Directive:
Identify and reproduce every line holding the string "difference".

Input data:
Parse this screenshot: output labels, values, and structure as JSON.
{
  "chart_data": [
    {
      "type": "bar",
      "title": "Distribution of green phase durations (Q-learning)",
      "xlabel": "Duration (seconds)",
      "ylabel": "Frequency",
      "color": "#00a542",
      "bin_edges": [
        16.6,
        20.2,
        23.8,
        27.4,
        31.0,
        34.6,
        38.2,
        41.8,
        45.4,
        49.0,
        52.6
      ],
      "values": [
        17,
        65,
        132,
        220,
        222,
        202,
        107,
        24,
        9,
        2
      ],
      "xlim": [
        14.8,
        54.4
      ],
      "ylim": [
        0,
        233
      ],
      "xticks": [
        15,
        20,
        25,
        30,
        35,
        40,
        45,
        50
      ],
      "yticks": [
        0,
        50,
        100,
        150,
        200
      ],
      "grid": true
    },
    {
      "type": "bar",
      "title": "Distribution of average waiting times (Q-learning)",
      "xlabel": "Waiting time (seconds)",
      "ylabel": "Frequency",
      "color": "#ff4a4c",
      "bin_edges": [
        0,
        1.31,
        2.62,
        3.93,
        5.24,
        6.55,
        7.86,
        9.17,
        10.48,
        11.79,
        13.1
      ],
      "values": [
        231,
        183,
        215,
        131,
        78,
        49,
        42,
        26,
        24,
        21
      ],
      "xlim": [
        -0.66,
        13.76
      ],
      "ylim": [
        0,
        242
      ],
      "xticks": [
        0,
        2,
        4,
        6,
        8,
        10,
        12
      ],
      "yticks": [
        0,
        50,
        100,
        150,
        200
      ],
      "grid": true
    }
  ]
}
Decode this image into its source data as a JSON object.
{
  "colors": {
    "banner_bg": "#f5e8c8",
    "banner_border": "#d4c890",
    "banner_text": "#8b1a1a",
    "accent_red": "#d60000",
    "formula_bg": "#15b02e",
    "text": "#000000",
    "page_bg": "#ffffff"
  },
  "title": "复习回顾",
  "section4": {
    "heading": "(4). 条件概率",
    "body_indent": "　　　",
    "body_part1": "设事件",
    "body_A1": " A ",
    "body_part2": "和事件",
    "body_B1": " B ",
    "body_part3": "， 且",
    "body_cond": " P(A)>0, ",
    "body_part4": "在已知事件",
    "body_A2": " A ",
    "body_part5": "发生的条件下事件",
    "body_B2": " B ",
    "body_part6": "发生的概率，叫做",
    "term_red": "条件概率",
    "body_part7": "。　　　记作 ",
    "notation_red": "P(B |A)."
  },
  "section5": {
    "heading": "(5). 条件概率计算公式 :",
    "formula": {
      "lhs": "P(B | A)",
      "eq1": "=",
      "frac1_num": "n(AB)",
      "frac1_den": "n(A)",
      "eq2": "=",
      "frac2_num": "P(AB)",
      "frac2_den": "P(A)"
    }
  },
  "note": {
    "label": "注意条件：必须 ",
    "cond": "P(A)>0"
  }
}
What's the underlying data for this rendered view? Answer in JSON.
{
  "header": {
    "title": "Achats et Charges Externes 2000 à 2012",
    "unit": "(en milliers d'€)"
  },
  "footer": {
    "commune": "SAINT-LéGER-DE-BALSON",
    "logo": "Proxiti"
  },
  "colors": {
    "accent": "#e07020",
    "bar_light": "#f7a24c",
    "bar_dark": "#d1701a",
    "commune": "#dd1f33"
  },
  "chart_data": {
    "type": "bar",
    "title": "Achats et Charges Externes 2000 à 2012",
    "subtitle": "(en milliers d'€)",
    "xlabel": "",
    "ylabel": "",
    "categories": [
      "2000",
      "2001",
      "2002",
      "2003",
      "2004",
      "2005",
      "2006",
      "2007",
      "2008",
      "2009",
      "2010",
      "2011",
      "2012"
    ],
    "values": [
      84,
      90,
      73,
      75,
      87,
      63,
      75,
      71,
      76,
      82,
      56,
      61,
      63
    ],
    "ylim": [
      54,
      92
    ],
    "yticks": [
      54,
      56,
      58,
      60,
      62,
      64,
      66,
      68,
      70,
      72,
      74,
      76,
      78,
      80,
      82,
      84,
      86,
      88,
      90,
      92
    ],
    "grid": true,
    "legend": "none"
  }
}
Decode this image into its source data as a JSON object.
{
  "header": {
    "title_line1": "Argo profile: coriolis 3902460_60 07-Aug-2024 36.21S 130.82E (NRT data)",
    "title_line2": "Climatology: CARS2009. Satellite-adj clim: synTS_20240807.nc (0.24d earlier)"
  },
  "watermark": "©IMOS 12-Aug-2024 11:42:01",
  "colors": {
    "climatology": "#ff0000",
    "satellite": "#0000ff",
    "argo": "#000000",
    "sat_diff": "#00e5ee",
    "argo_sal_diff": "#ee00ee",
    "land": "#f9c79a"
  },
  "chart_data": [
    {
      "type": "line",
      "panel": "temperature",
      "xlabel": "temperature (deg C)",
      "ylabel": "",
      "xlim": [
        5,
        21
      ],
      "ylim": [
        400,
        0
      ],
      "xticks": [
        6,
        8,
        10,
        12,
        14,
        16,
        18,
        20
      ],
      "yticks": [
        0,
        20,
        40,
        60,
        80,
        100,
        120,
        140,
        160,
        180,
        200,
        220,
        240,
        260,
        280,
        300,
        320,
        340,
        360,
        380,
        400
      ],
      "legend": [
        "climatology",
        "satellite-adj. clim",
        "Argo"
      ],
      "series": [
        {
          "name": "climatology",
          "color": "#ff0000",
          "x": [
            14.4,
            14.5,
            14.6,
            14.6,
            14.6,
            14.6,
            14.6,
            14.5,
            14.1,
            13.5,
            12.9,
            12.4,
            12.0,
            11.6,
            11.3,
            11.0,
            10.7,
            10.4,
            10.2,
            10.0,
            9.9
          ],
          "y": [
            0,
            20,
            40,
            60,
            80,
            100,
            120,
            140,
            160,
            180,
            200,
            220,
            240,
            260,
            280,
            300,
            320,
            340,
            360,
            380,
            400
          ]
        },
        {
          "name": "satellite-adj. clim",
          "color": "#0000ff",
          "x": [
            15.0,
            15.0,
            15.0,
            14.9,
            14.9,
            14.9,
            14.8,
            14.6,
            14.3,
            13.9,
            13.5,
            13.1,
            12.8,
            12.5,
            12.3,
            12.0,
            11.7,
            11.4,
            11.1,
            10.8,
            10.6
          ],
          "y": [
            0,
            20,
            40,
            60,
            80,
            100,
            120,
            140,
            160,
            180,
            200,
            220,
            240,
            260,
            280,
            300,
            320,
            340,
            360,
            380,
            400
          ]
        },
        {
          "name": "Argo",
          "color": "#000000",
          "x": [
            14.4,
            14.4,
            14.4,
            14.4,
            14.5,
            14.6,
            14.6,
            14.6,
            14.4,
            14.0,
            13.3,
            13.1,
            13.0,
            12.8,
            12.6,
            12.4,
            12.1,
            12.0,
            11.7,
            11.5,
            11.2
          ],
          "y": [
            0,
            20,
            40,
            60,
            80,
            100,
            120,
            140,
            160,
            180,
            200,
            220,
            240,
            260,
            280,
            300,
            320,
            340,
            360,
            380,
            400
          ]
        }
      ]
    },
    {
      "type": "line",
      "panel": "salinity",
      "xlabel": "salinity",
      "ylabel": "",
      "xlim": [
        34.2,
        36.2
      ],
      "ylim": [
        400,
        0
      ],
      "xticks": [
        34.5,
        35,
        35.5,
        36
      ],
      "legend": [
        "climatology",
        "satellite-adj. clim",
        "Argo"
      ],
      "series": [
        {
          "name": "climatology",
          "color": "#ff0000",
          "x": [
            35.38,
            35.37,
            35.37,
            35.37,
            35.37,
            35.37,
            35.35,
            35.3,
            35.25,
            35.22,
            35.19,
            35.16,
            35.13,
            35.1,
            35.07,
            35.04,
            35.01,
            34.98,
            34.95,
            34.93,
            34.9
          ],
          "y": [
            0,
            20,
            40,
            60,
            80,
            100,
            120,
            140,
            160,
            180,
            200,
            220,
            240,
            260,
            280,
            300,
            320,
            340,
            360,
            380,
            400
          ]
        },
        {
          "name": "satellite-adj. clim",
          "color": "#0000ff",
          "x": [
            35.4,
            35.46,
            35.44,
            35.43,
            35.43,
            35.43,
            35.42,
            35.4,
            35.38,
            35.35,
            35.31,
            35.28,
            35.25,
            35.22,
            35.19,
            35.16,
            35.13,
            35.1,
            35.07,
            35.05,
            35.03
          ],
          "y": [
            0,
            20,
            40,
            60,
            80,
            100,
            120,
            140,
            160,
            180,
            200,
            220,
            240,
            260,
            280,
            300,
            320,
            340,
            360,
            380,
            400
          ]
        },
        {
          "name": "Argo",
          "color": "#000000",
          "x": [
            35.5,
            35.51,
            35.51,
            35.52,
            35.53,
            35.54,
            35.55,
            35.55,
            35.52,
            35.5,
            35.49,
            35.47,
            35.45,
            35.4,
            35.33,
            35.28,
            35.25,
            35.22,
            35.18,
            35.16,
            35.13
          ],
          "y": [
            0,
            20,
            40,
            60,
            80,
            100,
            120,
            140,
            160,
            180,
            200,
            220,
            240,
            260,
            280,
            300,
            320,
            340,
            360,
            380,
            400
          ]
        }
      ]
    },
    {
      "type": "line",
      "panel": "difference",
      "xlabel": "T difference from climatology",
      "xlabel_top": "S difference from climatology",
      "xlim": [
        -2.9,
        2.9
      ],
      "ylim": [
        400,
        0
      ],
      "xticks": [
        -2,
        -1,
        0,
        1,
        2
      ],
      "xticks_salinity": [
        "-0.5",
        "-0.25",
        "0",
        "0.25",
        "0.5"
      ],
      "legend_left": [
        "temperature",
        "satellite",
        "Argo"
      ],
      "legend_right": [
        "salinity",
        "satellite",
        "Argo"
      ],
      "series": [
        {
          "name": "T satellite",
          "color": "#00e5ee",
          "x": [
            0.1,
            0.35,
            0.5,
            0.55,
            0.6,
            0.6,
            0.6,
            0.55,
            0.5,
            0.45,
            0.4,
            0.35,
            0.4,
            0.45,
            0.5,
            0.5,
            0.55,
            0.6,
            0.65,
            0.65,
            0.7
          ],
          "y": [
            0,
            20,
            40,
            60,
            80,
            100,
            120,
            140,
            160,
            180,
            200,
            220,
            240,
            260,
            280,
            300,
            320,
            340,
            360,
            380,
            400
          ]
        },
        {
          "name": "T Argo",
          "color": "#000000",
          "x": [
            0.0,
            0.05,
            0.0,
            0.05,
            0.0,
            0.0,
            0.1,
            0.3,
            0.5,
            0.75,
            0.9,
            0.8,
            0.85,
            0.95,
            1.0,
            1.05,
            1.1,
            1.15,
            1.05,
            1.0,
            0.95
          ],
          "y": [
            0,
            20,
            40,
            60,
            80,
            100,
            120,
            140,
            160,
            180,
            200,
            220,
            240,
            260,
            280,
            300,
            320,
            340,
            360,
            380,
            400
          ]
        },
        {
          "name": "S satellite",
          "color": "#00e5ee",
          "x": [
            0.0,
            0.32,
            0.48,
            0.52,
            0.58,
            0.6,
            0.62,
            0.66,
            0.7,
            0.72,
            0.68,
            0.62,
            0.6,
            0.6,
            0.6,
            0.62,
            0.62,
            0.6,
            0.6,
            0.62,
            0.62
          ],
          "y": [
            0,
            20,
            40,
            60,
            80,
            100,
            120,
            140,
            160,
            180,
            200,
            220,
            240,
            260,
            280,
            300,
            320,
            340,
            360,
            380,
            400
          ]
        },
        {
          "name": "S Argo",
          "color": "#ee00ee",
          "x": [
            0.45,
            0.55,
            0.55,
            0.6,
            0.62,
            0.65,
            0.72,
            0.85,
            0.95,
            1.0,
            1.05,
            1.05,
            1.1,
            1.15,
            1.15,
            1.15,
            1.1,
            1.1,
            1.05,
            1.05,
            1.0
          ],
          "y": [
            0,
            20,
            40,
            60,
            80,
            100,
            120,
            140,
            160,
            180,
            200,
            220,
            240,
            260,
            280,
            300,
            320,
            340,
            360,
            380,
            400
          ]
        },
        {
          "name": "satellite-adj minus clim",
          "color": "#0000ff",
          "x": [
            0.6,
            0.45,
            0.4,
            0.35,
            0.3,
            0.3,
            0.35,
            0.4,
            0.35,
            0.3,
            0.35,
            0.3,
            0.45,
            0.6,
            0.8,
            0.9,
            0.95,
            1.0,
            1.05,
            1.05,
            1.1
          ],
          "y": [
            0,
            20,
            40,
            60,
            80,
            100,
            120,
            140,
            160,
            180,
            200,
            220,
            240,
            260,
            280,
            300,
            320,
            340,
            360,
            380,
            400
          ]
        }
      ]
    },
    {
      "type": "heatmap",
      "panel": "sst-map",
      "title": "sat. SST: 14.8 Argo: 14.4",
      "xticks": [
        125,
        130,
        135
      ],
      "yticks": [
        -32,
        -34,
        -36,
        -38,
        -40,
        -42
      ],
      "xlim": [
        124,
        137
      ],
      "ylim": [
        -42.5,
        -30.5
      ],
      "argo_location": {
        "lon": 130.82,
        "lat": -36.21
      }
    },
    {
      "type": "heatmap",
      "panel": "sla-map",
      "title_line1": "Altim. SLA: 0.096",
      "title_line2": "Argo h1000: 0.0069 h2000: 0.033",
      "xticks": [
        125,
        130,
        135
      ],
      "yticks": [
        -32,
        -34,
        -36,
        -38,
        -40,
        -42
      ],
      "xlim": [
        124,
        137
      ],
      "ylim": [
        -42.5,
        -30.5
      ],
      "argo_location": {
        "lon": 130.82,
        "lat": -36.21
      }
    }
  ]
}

Response to this task:
      "panel": "difference",
      "xlabel": "T difference from climatology",
      "xlabel_top": "S difference from climatology",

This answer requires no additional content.